Figure record extracts:

● ● ● ● ●

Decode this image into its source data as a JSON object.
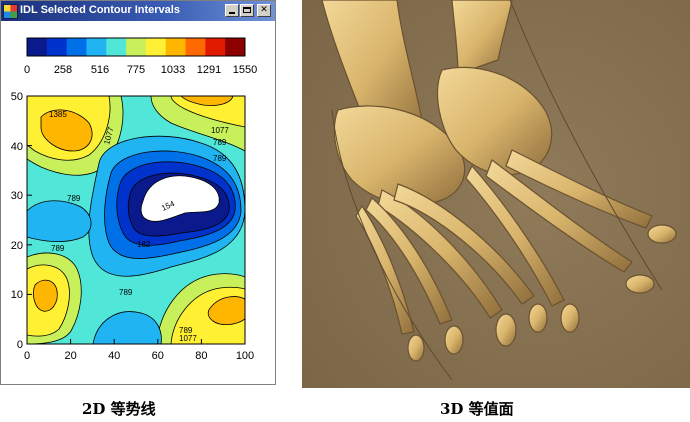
{
  "window": {
    "title": "IDL Selected Contour Intervals",
    "controls": [
      "minimize",
      "maximize",
      "close"
    ]
  },
  "colorbar": {
    "colors": [
      "#0a1a8c",
      "#0033cc",
      "#0070e8",
      "#20b4f2",
      "#50e6d8",
      "#c8f05a",
      "#fff033",
      "#ffb600",
      "#ff6a00",
      "#e01a00",
      "#8c0000"
    ],
    "tick_labels": [
      "0",
      "258",
      "516",
      "775",
      "1033",
      "1291",
      "1550"
    ]
  },
  "contour_plot": {
    "x_ticks": [
      "0",
      "20",
      "40",
      "60",
      "80",
      "100"
    ],
    "y_ticks": [
      "0",
      "10",
      "20",
      "30",
      "40",
      "50"
    ],
    "contour_labels": [
      "1385",
      "1077",
      "789",
      "789",
      "1077",
      "789",
      "789",
      "1077",
      "789",
      "182",
      "154",
      "789"
    ]
  },
  "render": {
    "image": "3D volume-rendered foot bones on brown background",
    "background": "#8a7555",
    "bone_color": "#d9b56c"
  },
  "captions": {
    "left": "2D 等势线",
    "right": "3D 等值面"
  }
}
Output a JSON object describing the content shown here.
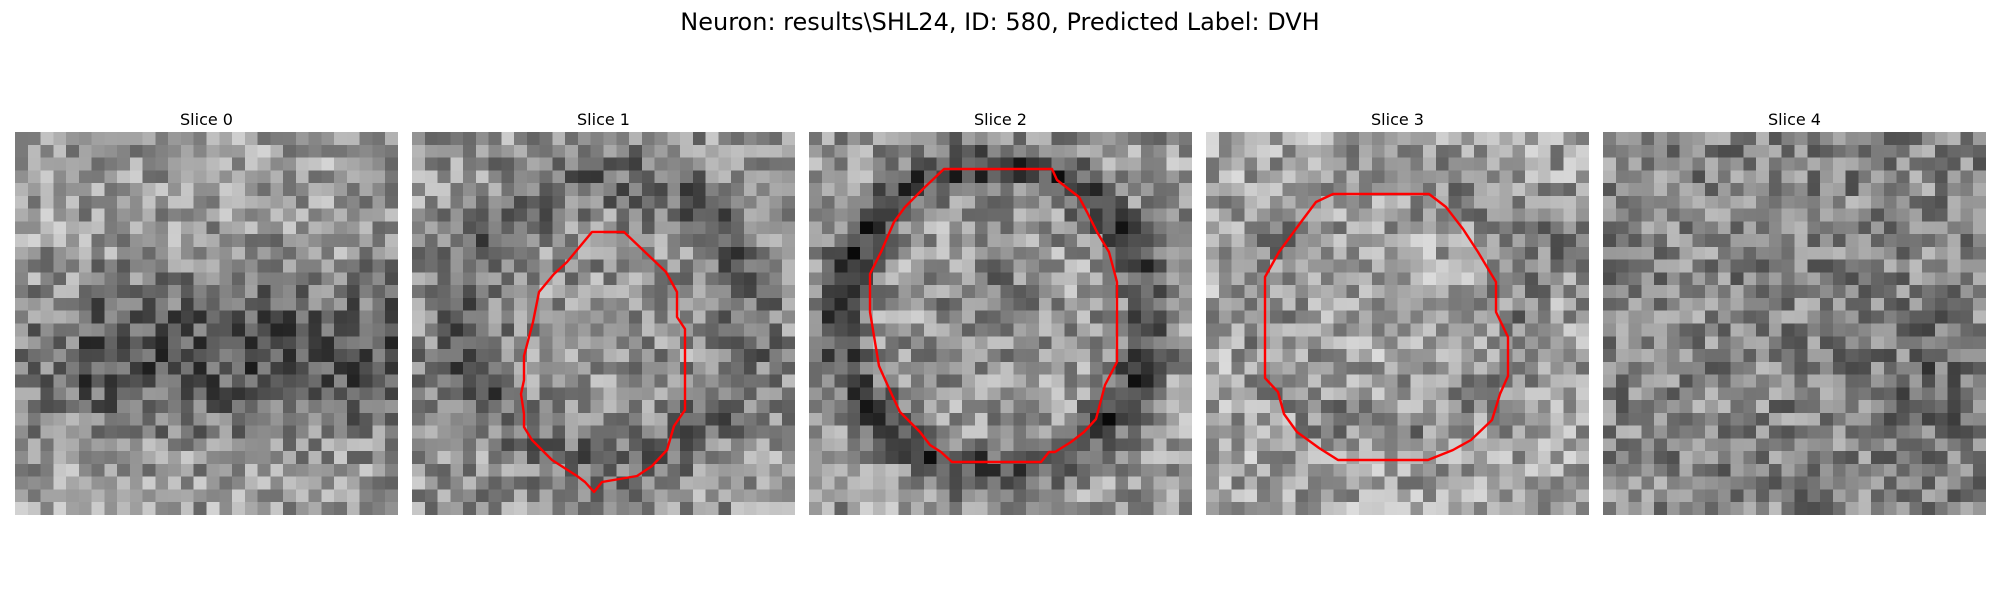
{
  "figure": {
    "title": "Neuron: results\\SHL24, ID: 580, Predicted Label: DVH",
    "contour_color": "#ff0000"
  },
  "slices": [
    {
      "title": "Slice 0",
      "has_contour": false
    },
    {
      "title": "Slice 1",
      "has_contour": true
    },
    {
      "title": "Slice 2",
      "has_contour": true
    },
    {
      "title": "Slice 3",
      "has_contour": true
    },
    {
      "title": "Slice 4",
      "has_contour": false
    }
  ]
}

● ● ● ● ●

WHAT IS NEEDED: Write out all the records again, exactly, minus any pictures.

ANSWER TO THIS TASK:
Decode this image into its source data as a JSON object.
{
  "window": {
    "title": "IDL Selected Contour Intervals",
    "controls": [
      "minimize",
      "maximize",
      "close"
    ]
  },
  "colorbar": {
    "colors": [
      "#0a1a8c",
      "#0033cc",
      "#0070e8",
      "#20b4f2",
      "#50e6d8",
      "#c8f05a",
      "#fff033",
      "#ffb600",
      "#ff6a00",
      "#e01a00",
      "#8c0000"
    ],
    "tick_labels": [
      "0",
      "258",
      "516",
      "775",
      "1033",
      "1291",
      "1550"
    ]
  },
  "contour_plot": {
    "x_ticks": [
      "0",
      "20",
      "40",
      "60",
      "80",
      "100"
    ],
    "y_ticks": [
      "0",
      "10",
      "20",
      "30",
      "40",
      "50"
    ],
    "contour_labels": [
      "1385",
      "1077",
      "789",
      "789",
      "1077",
      "789",
      "789",
      "1077",
      "789",
      "182",
      "154",
      "789"
    ]
  },
  "render": {
    "image": "3D volume-rendered foot bones on brown background",
    "background": "#8a7555",
    "bone_color": "#d9b56c"
  },
  "captions": {
    "left": "2D 等势线",
    "right": "3D 等值面"
  }
}
Output a JSON object describing the content shown here.
{
  "figure": {
    "title": "Neuron: results\\SHL24, ID: 580, Predicted Label: DVH",
    "contour_color": "#ff0000"
  },
  "slices": [
    {
      "title": "Slice 0",
      "has_contour": false
    },
    {
      "title": "Slice 1",
      "has_contour": true
    },
    {
      "title": "Slice 2",
      "has_contour": true
    },
    {
      "title": "Slice 3",
      "has_contour": true
    },
    {
      "title": "Slice 4",
      "has_contour": false
    }
  ]
}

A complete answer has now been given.